TASK DETAILS
Below are entries. Pull out all lines containing "selected".

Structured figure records
"""

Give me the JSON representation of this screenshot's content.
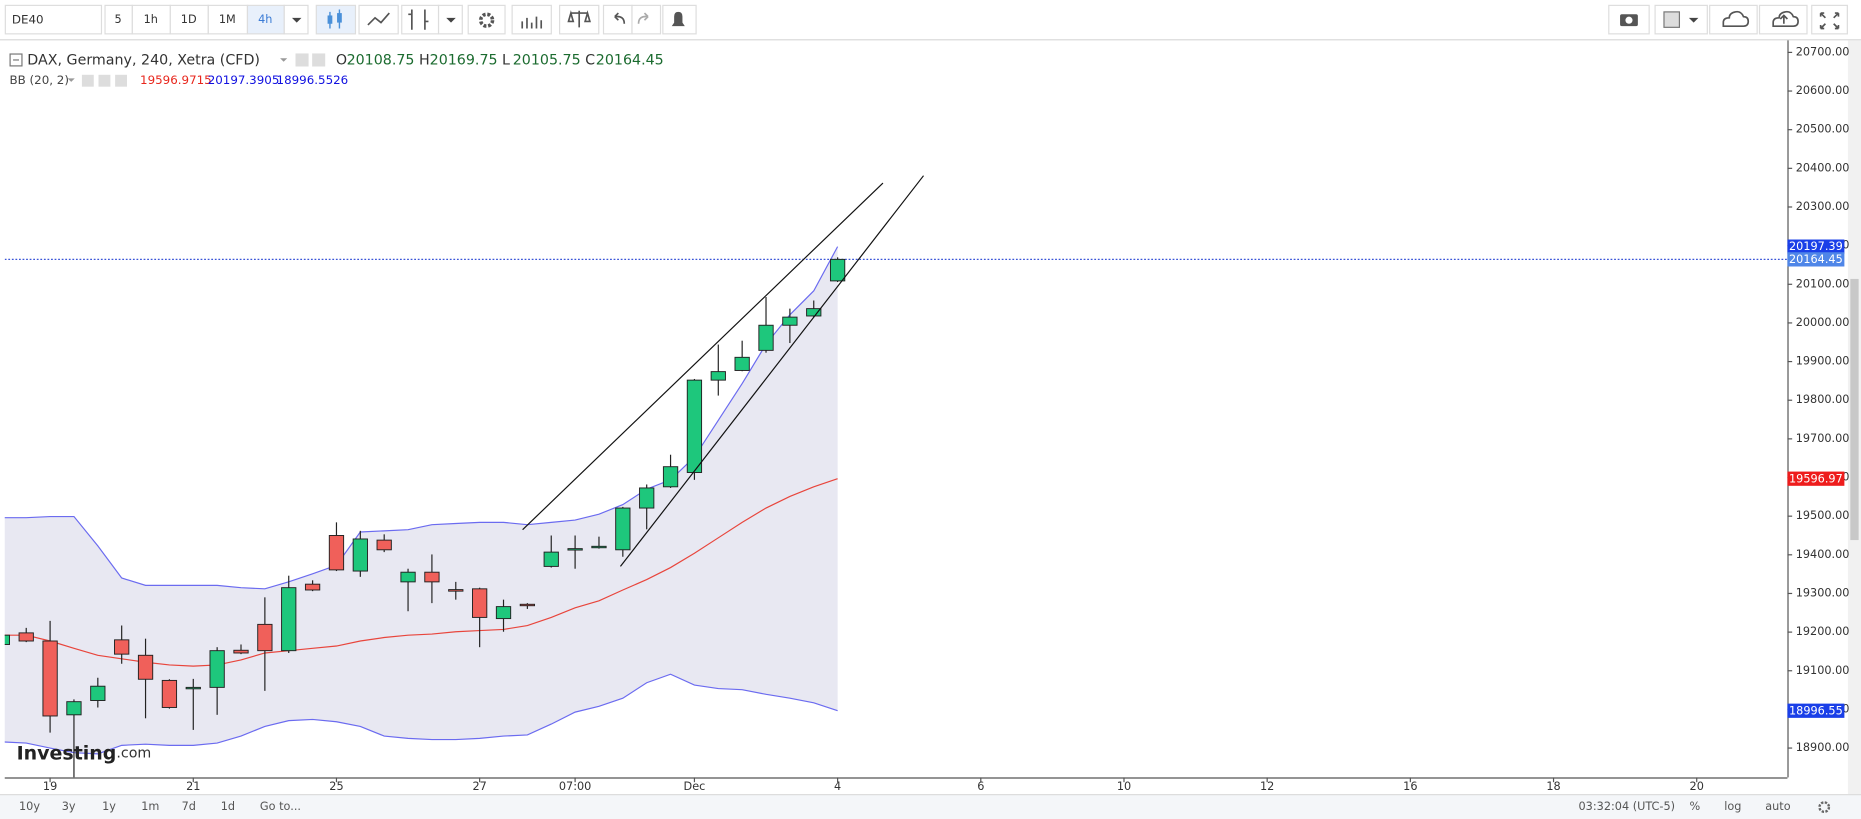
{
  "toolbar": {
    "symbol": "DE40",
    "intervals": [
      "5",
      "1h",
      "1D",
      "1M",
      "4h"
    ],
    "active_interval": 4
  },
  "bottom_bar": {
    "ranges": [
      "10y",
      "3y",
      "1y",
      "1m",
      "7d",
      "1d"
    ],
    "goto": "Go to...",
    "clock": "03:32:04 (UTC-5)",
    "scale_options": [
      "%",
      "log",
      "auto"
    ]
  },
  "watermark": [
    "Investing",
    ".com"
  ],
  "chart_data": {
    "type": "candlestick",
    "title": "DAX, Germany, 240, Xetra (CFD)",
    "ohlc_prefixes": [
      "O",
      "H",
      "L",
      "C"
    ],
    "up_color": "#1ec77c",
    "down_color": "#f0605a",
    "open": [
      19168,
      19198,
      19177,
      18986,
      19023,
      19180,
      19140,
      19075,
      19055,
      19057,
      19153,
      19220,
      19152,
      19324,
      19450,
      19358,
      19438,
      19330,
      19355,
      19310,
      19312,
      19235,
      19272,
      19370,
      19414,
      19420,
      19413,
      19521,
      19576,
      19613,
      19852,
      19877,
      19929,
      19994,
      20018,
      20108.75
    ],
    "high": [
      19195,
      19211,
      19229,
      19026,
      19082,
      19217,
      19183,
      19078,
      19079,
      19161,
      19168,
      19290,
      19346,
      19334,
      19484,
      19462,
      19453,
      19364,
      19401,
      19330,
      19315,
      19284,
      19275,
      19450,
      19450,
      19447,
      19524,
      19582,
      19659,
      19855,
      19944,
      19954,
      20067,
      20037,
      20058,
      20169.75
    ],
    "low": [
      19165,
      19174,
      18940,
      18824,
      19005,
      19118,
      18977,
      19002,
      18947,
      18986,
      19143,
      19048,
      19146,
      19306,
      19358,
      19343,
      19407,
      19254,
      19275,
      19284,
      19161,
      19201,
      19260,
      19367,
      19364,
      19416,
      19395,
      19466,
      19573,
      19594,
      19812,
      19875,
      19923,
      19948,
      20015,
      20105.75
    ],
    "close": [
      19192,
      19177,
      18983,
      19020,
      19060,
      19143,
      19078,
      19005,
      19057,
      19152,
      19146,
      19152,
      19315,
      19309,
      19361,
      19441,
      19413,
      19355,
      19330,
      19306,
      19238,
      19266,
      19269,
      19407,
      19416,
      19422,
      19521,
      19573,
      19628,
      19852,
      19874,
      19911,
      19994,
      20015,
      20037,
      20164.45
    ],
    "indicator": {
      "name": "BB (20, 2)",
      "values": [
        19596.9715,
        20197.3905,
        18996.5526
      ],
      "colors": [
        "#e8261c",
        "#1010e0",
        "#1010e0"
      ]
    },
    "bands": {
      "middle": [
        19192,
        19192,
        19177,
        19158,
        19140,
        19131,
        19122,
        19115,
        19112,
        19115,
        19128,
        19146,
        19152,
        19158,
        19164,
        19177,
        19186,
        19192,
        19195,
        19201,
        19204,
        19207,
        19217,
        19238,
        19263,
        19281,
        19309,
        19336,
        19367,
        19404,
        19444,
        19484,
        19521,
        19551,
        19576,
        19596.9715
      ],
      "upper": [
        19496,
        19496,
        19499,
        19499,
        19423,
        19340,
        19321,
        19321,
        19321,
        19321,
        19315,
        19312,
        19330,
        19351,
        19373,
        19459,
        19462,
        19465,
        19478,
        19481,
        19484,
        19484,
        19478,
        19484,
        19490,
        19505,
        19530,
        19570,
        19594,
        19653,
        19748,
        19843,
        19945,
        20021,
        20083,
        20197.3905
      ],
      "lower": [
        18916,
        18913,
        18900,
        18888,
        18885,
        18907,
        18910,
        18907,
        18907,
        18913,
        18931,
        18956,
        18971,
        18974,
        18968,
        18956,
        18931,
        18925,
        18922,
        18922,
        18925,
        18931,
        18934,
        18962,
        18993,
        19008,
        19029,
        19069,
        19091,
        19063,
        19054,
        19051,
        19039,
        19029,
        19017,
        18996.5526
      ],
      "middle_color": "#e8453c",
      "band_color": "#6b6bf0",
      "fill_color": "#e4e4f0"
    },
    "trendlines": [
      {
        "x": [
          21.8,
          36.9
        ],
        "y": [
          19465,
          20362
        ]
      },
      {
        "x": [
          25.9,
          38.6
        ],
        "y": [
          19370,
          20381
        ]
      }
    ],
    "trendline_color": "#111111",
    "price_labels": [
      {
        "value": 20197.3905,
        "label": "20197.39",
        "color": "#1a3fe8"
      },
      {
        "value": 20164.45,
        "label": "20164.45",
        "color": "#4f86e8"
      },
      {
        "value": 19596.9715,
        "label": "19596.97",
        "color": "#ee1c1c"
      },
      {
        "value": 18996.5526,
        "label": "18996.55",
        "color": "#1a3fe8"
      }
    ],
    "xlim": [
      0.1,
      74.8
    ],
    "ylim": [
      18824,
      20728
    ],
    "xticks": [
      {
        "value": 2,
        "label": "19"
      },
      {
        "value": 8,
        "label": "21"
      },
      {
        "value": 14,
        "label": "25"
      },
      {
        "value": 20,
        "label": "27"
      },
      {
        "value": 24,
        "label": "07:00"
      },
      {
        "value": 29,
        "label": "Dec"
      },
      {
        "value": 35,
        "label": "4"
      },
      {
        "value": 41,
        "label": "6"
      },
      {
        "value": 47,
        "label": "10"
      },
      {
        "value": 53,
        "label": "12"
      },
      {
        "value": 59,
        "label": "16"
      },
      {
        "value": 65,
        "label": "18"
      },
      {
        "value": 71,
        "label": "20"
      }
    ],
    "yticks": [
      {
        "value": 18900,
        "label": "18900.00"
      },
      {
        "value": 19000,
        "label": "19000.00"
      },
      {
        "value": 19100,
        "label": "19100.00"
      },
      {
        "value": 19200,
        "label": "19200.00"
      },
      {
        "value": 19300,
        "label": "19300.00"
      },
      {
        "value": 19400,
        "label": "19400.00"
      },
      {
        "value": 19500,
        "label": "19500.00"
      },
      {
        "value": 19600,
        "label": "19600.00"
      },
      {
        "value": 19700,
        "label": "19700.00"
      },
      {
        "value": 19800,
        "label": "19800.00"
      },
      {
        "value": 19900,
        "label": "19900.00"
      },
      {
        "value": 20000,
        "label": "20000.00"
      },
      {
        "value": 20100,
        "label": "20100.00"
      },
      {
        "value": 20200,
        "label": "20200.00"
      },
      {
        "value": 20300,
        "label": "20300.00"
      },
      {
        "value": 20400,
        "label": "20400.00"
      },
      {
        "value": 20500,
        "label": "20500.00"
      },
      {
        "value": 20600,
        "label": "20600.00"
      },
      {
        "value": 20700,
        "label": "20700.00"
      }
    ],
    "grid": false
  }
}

"""
"""

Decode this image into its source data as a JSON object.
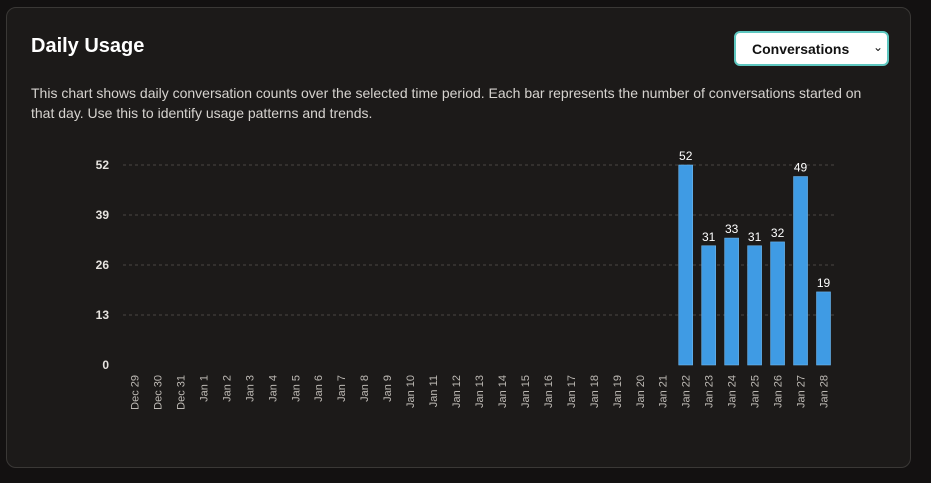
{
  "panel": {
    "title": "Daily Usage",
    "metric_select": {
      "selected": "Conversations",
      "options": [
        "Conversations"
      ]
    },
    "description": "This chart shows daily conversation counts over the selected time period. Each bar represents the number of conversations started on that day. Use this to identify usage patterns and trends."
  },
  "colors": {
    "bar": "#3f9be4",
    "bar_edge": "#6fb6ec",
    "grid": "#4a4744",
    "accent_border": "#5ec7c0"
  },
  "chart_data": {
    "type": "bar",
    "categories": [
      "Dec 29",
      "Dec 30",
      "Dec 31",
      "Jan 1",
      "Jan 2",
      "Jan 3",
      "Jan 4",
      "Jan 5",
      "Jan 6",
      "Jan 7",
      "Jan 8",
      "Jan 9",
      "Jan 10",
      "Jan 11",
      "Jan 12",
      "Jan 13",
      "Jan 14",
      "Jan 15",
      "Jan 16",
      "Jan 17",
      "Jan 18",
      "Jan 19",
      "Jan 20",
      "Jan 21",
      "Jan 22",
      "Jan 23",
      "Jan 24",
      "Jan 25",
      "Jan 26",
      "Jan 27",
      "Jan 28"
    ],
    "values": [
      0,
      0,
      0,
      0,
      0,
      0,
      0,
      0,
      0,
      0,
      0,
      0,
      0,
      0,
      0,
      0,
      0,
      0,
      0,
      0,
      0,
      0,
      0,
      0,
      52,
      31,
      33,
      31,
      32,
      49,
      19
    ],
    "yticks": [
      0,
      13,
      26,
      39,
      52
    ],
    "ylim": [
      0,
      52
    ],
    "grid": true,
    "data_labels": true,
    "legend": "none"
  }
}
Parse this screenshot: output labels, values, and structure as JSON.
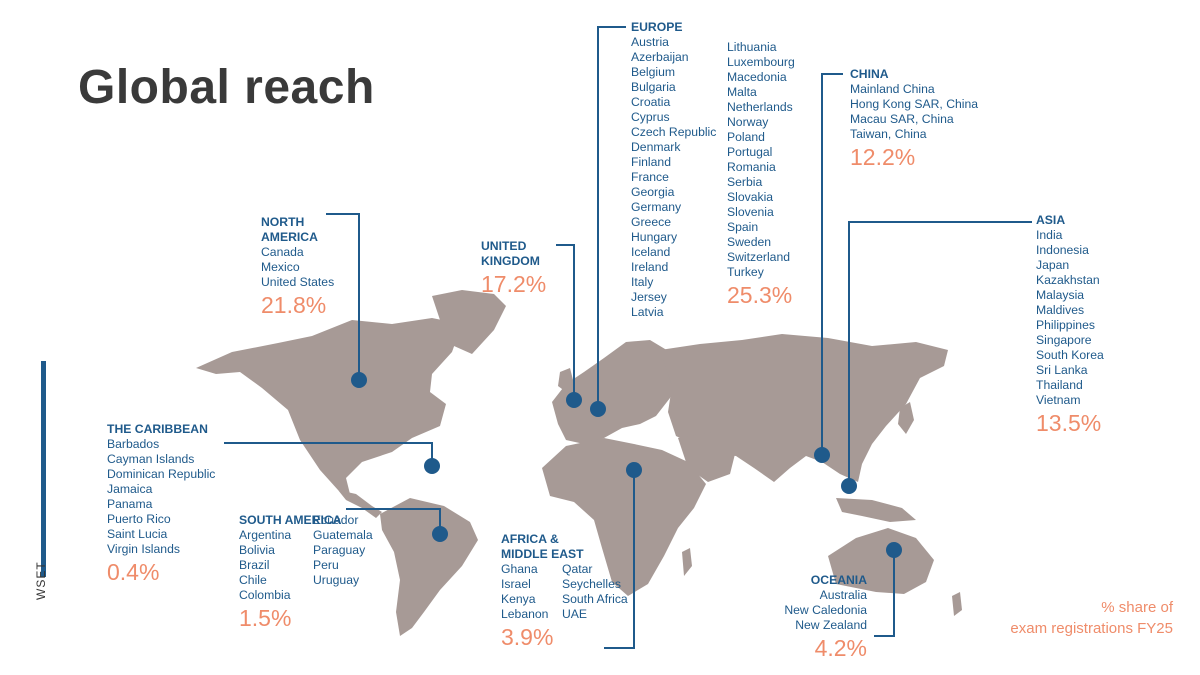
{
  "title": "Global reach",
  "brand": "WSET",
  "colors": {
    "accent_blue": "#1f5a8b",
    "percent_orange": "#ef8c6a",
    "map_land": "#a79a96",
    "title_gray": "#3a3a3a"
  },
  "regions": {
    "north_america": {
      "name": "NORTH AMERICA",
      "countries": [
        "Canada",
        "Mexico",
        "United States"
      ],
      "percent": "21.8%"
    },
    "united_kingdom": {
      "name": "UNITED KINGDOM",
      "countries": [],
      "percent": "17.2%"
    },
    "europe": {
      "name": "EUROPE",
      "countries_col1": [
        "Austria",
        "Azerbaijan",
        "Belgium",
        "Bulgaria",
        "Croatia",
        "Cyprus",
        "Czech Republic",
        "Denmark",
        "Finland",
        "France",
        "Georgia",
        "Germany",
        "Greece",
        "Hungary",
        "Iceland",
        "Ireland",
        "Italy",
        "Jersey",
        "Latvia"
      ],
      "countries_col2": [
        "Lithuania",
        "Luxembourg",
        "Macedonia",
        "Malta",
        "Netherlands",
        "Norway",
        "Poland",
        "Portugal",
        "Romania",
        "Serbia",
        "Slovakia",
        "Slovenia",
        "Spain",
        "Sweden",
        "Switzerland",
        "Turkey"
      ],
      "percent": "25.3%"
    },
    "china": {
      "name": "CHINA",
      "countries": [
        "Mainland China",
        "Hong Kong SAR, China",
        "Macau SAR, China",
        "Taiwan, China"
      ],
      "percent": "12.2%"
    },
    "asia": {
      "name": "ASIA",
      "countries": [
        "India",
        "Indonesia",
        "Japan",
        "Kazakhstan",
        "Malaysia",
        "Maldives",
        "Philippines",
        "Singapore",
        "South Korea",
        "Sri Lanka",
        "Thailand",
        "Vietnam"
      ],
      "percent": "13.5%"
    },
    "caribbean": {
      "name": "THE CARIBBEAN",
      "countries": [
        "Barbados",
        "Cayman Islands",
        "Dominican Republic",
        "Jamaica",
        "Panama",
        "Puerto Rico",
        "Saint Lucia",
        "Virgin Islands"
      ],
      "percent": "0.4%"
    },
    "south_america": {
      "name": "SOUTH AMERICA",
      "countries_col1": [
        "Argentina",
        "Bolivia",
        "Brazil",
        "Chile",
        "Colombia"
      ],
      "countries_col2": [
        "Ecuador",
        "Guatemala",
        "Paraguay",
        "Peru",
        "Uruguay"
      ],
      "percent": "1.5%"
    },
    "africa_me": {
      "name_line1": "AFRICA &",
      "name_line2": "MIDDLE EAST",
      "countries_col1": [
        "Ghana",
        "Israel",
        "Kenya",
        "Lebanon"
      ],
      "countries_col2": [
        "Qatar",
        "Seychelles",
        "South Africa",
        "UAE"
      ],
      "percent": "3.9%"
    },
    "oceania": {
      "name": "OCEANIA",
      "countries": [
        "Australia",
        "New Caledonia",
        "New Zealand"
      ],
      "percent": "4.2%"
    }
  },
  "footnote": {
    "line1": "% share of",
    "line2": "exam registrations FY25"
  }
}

"""
"""

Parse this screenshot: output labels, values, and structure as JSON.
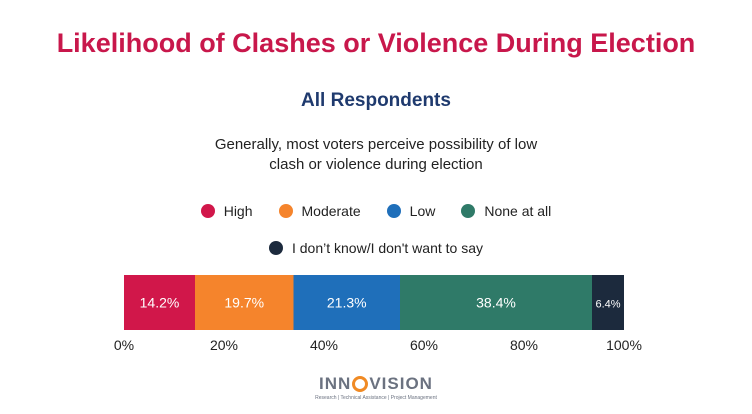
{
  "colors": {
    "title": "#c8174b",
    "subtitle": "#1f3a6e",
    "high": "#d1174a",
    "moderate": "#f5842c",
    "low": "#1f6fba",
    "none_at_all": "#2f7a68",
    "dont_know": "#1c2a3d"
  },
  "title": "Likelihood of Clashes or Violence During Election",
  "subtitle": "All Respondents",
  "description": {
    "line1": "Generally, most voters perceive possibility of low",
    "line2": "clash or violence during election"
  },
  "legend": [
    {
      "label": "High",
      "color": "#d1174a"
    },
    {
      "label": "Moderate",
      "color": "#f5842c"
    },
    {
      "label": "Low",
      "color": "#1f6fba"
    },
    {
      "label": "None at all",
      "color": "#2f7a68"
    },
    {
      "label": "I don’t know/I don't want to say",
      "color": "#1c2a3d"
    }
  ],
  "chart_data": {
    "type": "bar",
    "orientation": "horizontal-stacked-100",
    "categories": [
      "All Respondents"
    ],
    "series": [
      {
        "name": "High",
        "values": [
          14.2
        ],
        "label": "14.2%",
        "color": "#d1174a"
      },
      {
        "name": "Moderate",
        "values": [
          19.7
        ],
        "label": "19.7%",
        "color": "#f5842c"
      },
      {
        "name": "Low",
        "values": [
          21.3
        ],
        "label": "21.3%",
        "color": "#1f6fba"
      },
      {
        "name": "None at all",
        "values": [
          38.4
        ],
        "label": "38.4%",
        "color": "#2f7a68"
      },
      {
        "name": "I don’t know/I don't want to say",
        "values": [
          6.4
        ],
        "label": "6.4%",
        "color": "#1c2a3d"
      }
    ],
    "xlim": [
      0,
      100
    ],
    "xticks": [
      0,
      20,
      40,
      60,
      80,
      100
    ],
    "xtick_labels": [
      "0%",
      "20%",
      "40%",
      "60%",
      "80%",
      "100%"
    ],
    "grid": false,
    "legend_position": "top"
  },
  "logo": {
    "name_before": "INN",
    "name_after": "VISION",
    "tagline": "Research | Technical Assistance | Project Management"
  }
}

"""

THE RESULT
      "selected": "Conversations",
    "description": "This chart shows daily conversation counts over the selected time period. Each bar represents the number of conversations started on that day. Use this to identify usage patterns and trends."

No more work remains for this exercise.